▶ _WHAT THIS TASK INVOLVES_
Convert each line of the data into a JSON list of strings, one string per line, leaving out blank lines.
Start of PROVIDED INFORMATION
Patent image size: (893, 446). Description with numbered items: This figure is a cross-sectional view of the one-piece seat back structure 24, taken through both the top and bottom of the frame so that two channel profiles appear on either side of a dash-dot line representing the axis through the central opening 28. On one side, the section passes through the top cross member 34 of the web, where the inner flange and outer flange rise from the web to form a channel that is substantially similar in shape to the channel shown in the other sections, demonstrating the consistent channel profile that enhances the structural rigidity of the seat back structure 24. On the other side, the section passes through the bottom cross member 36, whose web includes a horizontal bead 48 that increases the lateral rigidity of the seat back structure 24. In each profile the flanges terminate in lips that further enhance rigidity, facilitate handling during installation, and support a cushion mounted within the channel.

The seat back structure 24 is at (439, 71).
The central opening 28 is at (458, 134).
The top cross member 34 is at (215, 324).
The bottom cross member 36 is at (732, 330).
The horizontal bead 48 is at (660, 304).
End of PROVIDED INFORMATION
▶ _REPLY_
[
  "Patent image size: (893, 446). Description with numbered items: This figure is a cross-sectional view of the one-piece seat back structure 24, taken through both the top and bottom of the frame so that two channel profiles appear on either side of a dash-dot line representing the axis through the central opening 28. On one side, the section passes through the top cross member 34 of the web, where the inner flange and outer flange rise from the web to form a channel that is substantially similar in shape to the channel shown in the other sections, demonstrating the consistent channel profile that enhances the structural rigidity of the seat back structure 24. On the other side, the section passes through the bottom cross member 36, whose web includes a horizontal bead 48 that increases the lateral rigidity of the seat back structure 24. In each profile the flanges terminate in lips that further enhance rigidity, facilitate handling during installation, and support a cushion mounted within the channel.",
  "The seat back structure 24 is at (439, 71).",
  "The central opening 28 is at (458, 134).",
  "The top cross member 34 is at (215, 324).",
  "The bottom cross member 36 is at (732, 330).",
  "The horizontal bead 48 is at (660, 304)."
]